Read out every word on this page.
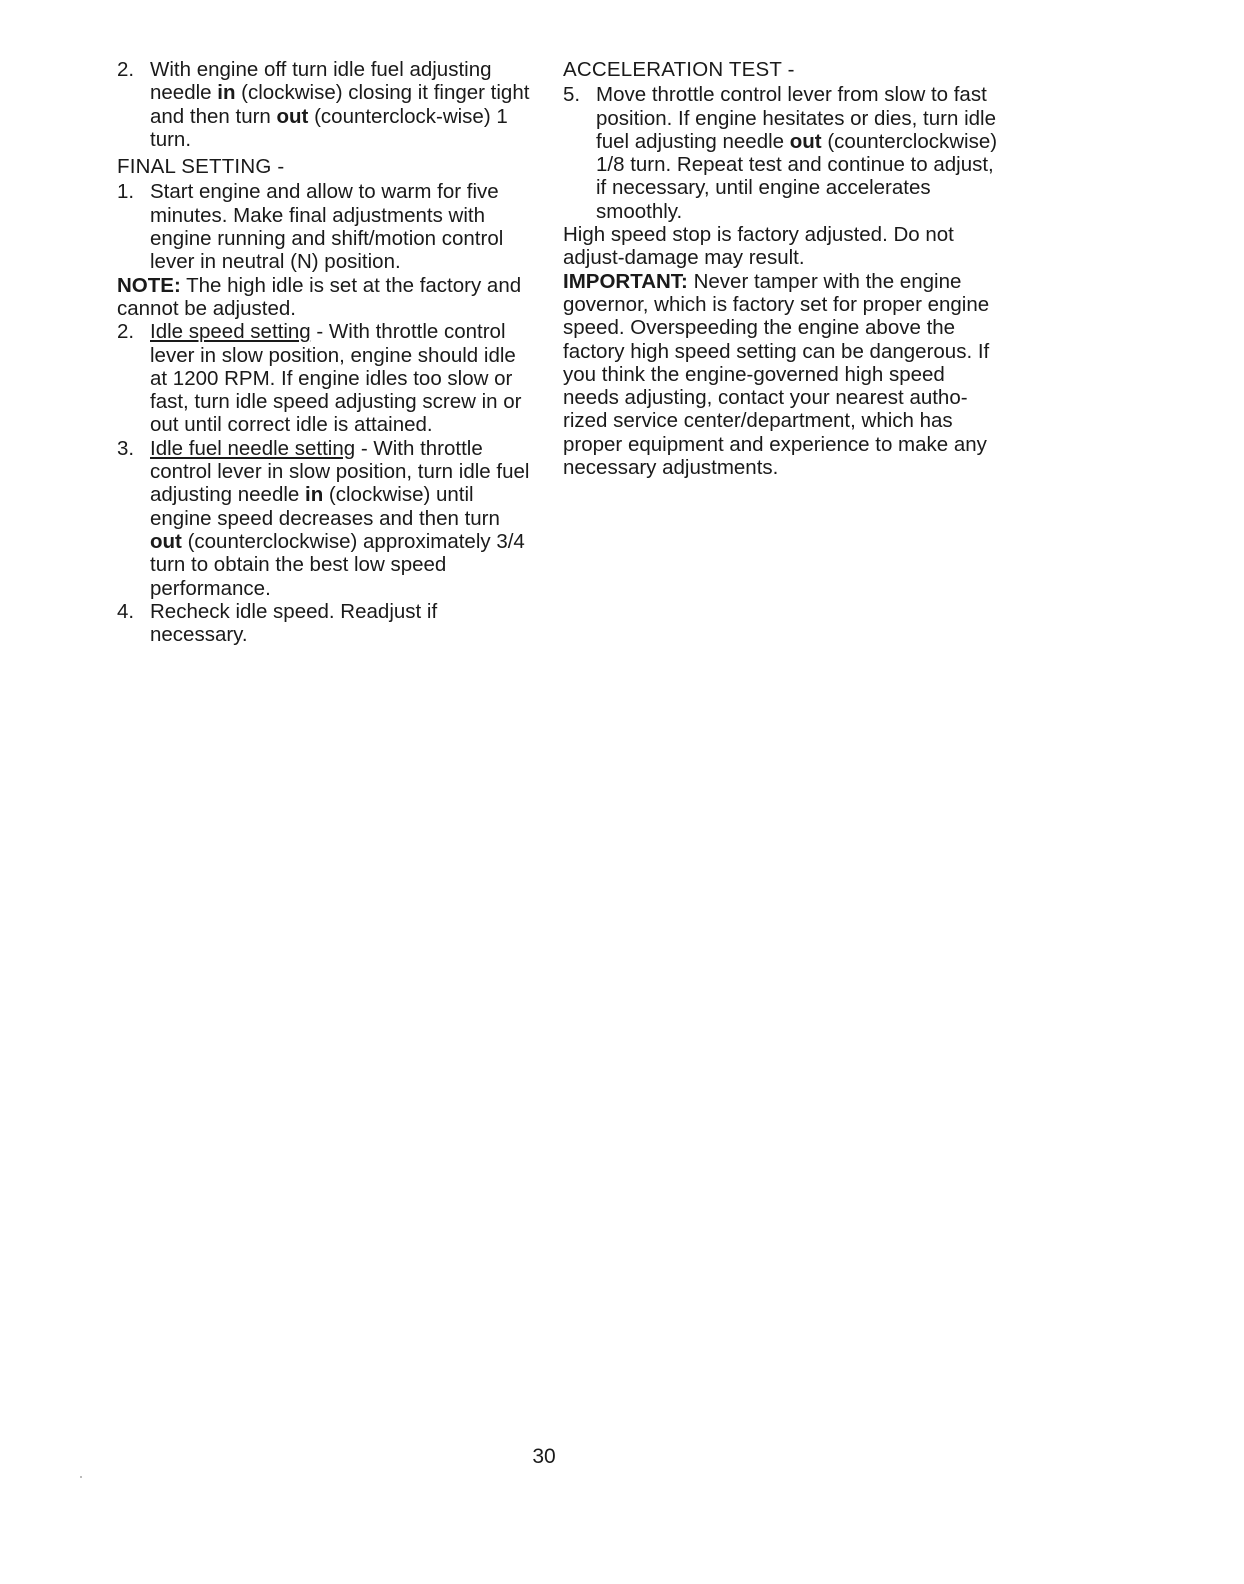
2. With engine off turn idle fuel adjusting needle in (clockwise) closing it finger tight and then turn out (counterclock-wise) 1 turn.

FINAL SETTING -

1. Start engine and allow to warm for five minutes. Make final adjustments with engine running and shift/motion control lever in neutral (N) position.

NOTE: The high idle is set at the factory and cannot be adjusted.

2. Idle speed setting - With throttle control lever in slow position, engine should idle at 1200 RPM. If engine idles too slow or fast, turn idle speed adjusting screw in or out until correct idle is attained.

3. Idle fuel needle setting - With throttle control lever in slow position, turn idle fuel adjusting needle in (clockwise) until engine speed decreases and then turn out (counterclockwise) approximately 3/4 turn to obtain the best low speed performance.

4. Recheck idle speed. Readjust if necessary.

ACCELERATION TEST -

5. Move throttle control lever from slow to fast position. If engine hesitates or dies, turn idle fuel adjusting needle out (counterclockwise) 1/8 turn. Repeat test and continue to adjust, if necessary, until engine accelerates smoothly.

High speed stop is factory adjusted. Do not adjust-damage may result.

IMPORTANT: Never tamper with the engine governor, which is factory set for proper engine speed. Overspeeding the engine above the factory high speed setting can be dangerous. If you think the engine-governed high speed needs adjusting, contact your nearest autho-rized service center/department, which has proper equipment and experience to make any necessary adjustments.

30
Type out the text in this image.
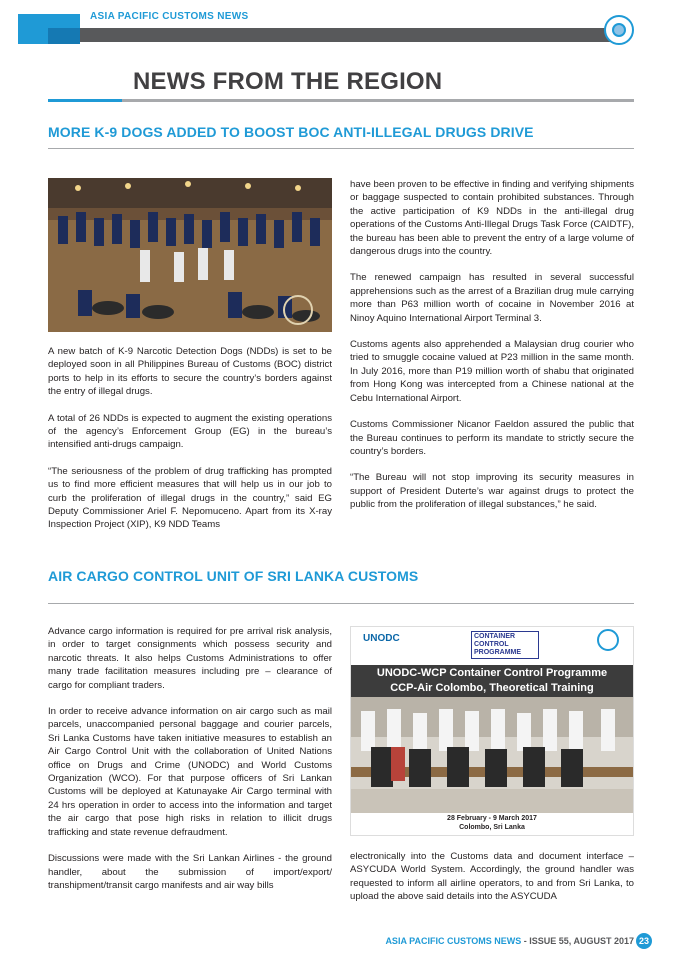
ASIA PACIFIC CUSTOMS NEWS
NEWS FROM THE REGION
MORE K-9 DOGS ADDED TO BOOST BOC ANTI-ILLEGAL DRUGS DRIVE

A new batch of K-9 Narcotic Detection Dogs (NDDs) is set to be deployed soon in all Philippines Bureau of Customs (BOC) district ports to help in its efforts to secure the country’s borders against the entry of illegal drugs.

A total of 26 NDDs is expected to augment the existing operations of the agency’s Enforcement Group (EG) in the bureau’s intensified anti-drugs campaign.

“The seriousness of the problem of drug trafficking has prompted us to find more efficient measures that will help us in our job to curb the proliferation of illegal drugs in the country,” said EG Deputy Commissioner Ariel F. Nepomuceno. Apart from its X-ray Inspection Project (XIP), K9 NDD Teams

have been proven to be effective in finding and verifying shipments or baggage suspected to contain prohibited substances. Through the active participation of K9 NDDs in the anti-illegal drug operations of the Customs Anti-Illegal Drugs Task Force (CAIDTF), the bureau has been able to prevent the entry of a large volume of dangerous drugs into the country.

The renewed campaign has resulted in several successful apprehensions such as the arrest of a Brazilian drug mule carrying more than P63 million worth of cocaine in November 2016 at Ninoy Aquino International Airport Terminal 3.

Customs agents also apprehended a Malaysian drug courier who tried to smuggle cocaine valued at P23 million in the same month. In July 2016, more than P19 million worth of shabu that originated from Hong Kong was intercepted from a Chinese national at the Cebu International Airport.

Customs Commissioner Nicanor Faeldon assured the public that the Bureau continues to perform its mandate to strictly secure the country’s borders.

“The Bureau will not stop improving its security measures in support of President Duterte’s war against drugs to protect the public from the proliferation of illegal substances,” he said.

AIR CARGO CONTROL UNIT OF SRI LANKA CUSTOMS

Advance cargo information is required for pre arrival risk analysis, in order to target consignments which possess security and narcotic threats. It also helps Customs Administrations to offer many trade facilitation measures including pre – clearance of cargo for compliant traders.

In order to receive advance information on air cargo such as mail parcels, unaccompanied personal baggage and courier parcels, Sri Lanka Customs have taken initiative measures to establish an Air Cargo Control Unit with the collaboration of United Nations office on Drugs and Crime (UNODC) and World Customs Organization (WCO). For that purpose officers of Sri Lankan Customs will be deployed at Katunayake Air Cargo terminal with 24 hrs operation in order to access into the information and target the air cargo that pose high risks in relation to illicit drugs trafficking and state revenue defraudment.

Discussions were made with the Sri Lankan Airlines - the ground handler, about the submission of import/export/ transhipment/transit cargo manifests and air way bills

UNODC	CONTAINER CONTROL PROGRAMME
UNODC-WCP Container Control Programme
CCP-Air Colombo, Theoretical Training
28 February - 9 March 2017
Colombo, Sri Lanka

electronically into the Customs data and document interface – ASYCUDA World System. Accordingly, the ground handler was requested to inform all airline operators, to and from Sri Lanka, to upload the above said details into the ASYCUDA

ASIA PACIFIC CUSTOMS NEWS - ISSUE 55, AUGUST 2017 23
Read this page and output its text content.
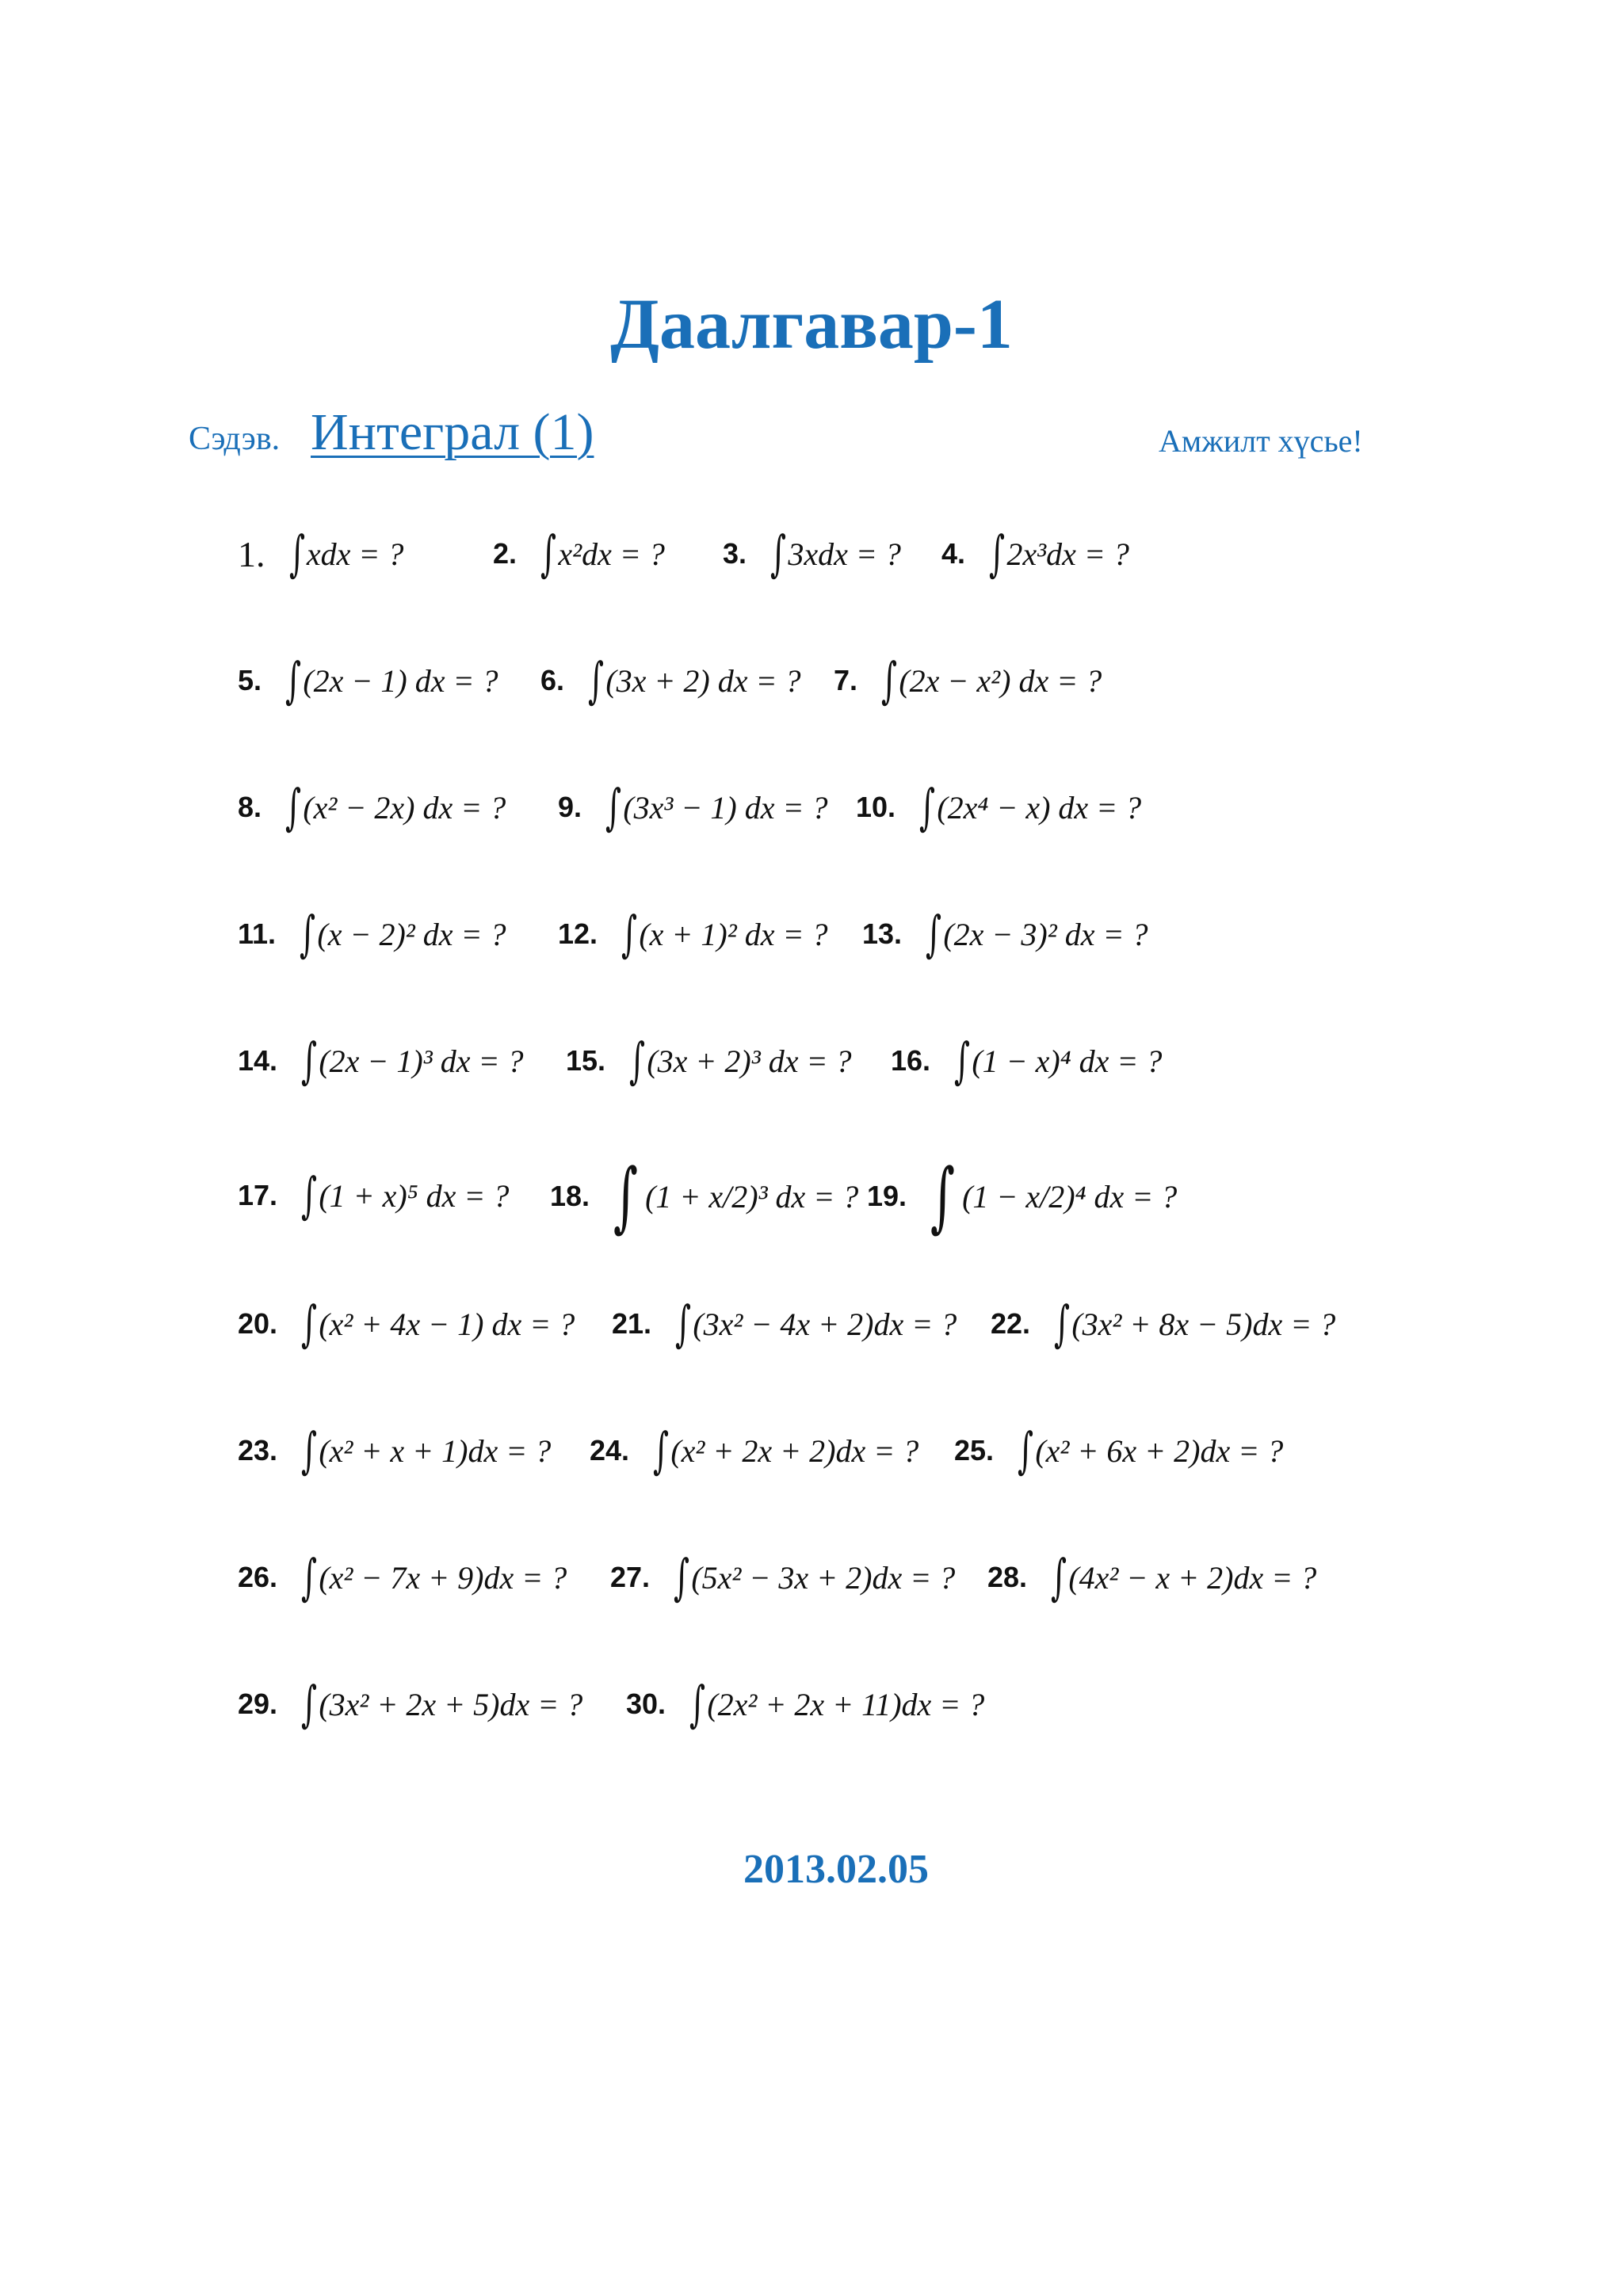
Даалгавар-1
Сэдэв. Интеграл (1)	Амжилт хүсье!
1. ∫ xdx = ?	2. ∫ x²dx = ? 3. ∫ 3xdx = ? 4. ∫ 2x³dx = ?
5. ∫ (2x − 1) dx = ? 6. ∫ (3x + 2) dx = ? 7. ∫ (2x − x²) dx = ?
8. ∫ (x² − 2x) dx = ? 9. ∫ (3x³ − 1) dx = ? 10. ∫ (2x⁴ − x) dx = ?
11. ∫ (x − 2)² dx = ? 12. ∫ (x + 1)² dx = ? 13. ∫ (2x − 3)² dx = ?
14. ∫ (2x − 1)³ dx = ? 15. ∫ (3x + 2)³ dx = ? 16. ∫ (1 − x)⁴ dx = ?
17. ∫ (1 + x)⁵ dx = ? 18. ∫ (1 + x/2)³ dx = ? 19. ∫ (1 − x/2)⁴ dx = ?
20. ∫ (x² + 4x − 1) dx = ? 21. ∫ (3x² − 4x + 2)dx = ? 22. ∫ (3x² + 8x − 5)dx = ?
23. ∫ (x² + x + 1)dx = ? 24. ∫ (x² + 2x + 2)dx = ? 25. ∫ (x² + 6x + 2)dx = ?
26. ∫ (x² − 7x + 9)dx = ? 27. ∫ (5x² − 3x + 2)dx = ? 28. ∫ (4x² − x + 2)dx = ?
29. ∫ (3x² + 2x + 5)dx = ? 30. ∫ (2x² + 2x + 11)dx = ?
2013.02.05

= = = = =

**Written task**
Set down the complete material exactly, but do not include the images.

**Finished answer**
Read out every word on this page.
2. With engine off turn idle fuel adjusting needle in (clockwise) closing it finger tight and then turn out (counterclock-wise) 1 turn.

FINAL SETTING -

1. Start engine and allow to warm for five minutes. Make final adjustments with engine running and shift/motion control lever in neutral (N) position.

NOTE: The high idle is set at the factory and cannot be adjusted.

2. Idle speed setting - With throttle control lever in slow position, engine should idle at 1200 RPM. If engine idles too slow or fast, turn idle speed adjusting screw in or out until correct idle is attained.

3. Idle fuel needle setting - With throttle control lever in slow position, turn idle fuel adjusting needle in (clockwise) until engine speed decreases and then turn out (counterclockwise) approximately 3/4 turn to obtain the best low speed performance.

4. Recheck idle speed. Readjust if necessary.

ACCELERATION TEST -

5. Move throttle control lever from slow to fast position. If engine hesitates or dies, turn idle fuel adjusting needle out (counterclockwise) 1/8 turn. Repeat test and continue to adjust, if necessary, until engine accelerates smoothly.

High speed stop is factory adjusted. Do not adjust-damage may result.

IMPORTANT: Never tamper with the engine governor, which is factory set for proper engine speed. Overspeeding the engine above the factory high speed setting can be dangerous. If you think the engine-governed high speed needs adjusting, contact your nearest autho-rized service center/department, which has proper equipment and experience to make any necessary adjustments.

30
Type out the text in this image.
ASIA PACIFIC CUSTOMS NEWS
NEWS FROM THE REGION
MORE K-9 DOGS ADDED TO BOOST BOC ANTI-ILLEGAL DRUGS DRIVE

A new batch of K-9 Narcotic Detection Dogs (NDDs) is set to be deployed soon in all Philippines Bureau of Customs (BOC) district ports to help in its efforts to secure the country’s borders against the entry of illegal drugs.

A total of 26 NDDs is expected to augment the existing operations of the agency’s Enforcement Group (EG) in the bureau’s intensified anti-drugs campaign.

“The seriousness of the problem of drug trafficking has prompted us to find more efficient measures that will help us in our job to curb the proliferation of illegal drugs in the country,” said EG Deputy Commissioner Ariel F. Nepomuceno. Apart from its X-ray Inspection Project (XIP), K9 NDD Teams

have been proven to be effective in finding and verifying shipments or baggage suspected to contain prohibited substances. Through the active participation of K9 NDDs in the anti-illegal drug operations of the Customs Anti-Illegal Drugs Task Force (CAIDTF), the bureau has been able to prevent the entry of a large volume of dangerous drugs into the country.

The renewed campaign has resulted in several successful apprehensions such as the arrest of a Brazilian drug mule carrying more than P63 million worth of cocaine in November 2016 at Ninoy Aquino International Airport Terminal 3.

Customs agents also apprehended a Malaysian drug courier who tried to smuggle cocaine valued at P23 million in the same month. In July 2016, more than P19 million worth of shabu that originated from Hong Kong was intercepted from a Chinese national at the Cebu International Airport.

Customs Commissioner Nicanor Faeldon assured the public that the Bureau continues to perform its mandate to strictly secure the country’s borders.

“The Bureau will not stop improving its security measures in support of President Duterte’s war against drugs to protect the public from the proliferation of illegal substances,” he said.

AIR CARGO CONTROL UNIT OF SRI LANKA CUSTOMS

Advance cargo information is required for pre arrival risk analysis, in order to target consignments which possess security and narcotic threats. It also helps Customs Administrations to offer many trade facilitation measures including pre – clearance of cargo for compliant traders.

In order to receive advance information on air cargo such as mail parcels, unaccompanied personal baggage and courier parcels, Sri Lanka Customs have taken initiative measures to establish an Air Cargo Control Unit with the collaboration of United Nations office on Drugs and Crime (UNODC) and World Customs Organization (WCO). For that purpose officers of Sri Lankan Customs will be deployed at Katunayake Air Cargo terminal with 24 hrs operation in order to access into the information and target the air cargo that pose high risks in relation to illicit drugs trafficking and state revenue defraudment.

Discussions were made with the Sri Lankan Airlines - the ground handler, about the submission of import/export/ transhipment/transit cargo manifests and air way bills

UNODC	CONTAINER CONTROL PROGRAMME
UNODC-WCP Container Control Programme
CCP-Air Colombo, Theoretical Training
28 February - 9 March 2017
Colombo, Sri Lanka

electronically into the Customs data and document interface – ASYCUDA World System. Accordingly, the ground handler was requested to inform all airline operators, to and from Sri Lanka, to upload the above said details into the ASYCUDA

ASIA PACIFIC CUSTOMS NEWS - ISSUE 55, AUGUST 2017 23
Read this page and output its text content.
Даалгавар-1
Сэдэв. Интеграл (1)	Амжилт хүсье!
1. ∫ xdx = ?	2. ∫ x²dx = ? 3. ∫ 3xdx = ? 4. ∫ 2x³dx = ?
5. ∫ (2x − 1) dx = ? 6. ∫ (3x + 2) dx = ? 7. ∫ (2x − x²) dx = ?
8. ∫ (x² − 2x) dx = ? 9. ∫ (3x³ − 1) dx = ? 10. ∫ (2x⁴ − x) dx = ?
11. ∫ (x − 2)² dx = ? 12. ∫ (x + 1)² dx = ? 13. ∫ (2x − 3)² dx = ?
14. ∫ (2x − 1)³ dx = ? 15. ∫ (3x + 2)³ dx = ? 16. ∫ (1 − x)⁴ dx = ?
17. ∫ (1 + x)⁵ dx = ? 18. ∫ (1 + x/2)³ dx = ? 19. ∫ (1 − x/2)⁴ dx = ?
20. ∫ (x² + 4x − 1) dx = ? 21. ∫ (3x² − 4x + 2)dx = ? 22. ∫ (3x² + 8x − 5)dx = ?
23. ∫ (x² + x + 1)dx = ? 24. ∫ (x² + 2x + 2)dx = ? 25. ∫ (x² + 6x + 2)dx = ?
26. ∫ (x² − 7x + 9)dx = ? 27. ∫ (5x² − 3x + 2)dx = ? 28. ∫ (4x² − x + 2)dx = ?
29. ∫ (3x² + 2x + 5)dx = ? 30. ∫ (2x² + 2x + 11)dx = ?
2013.02.05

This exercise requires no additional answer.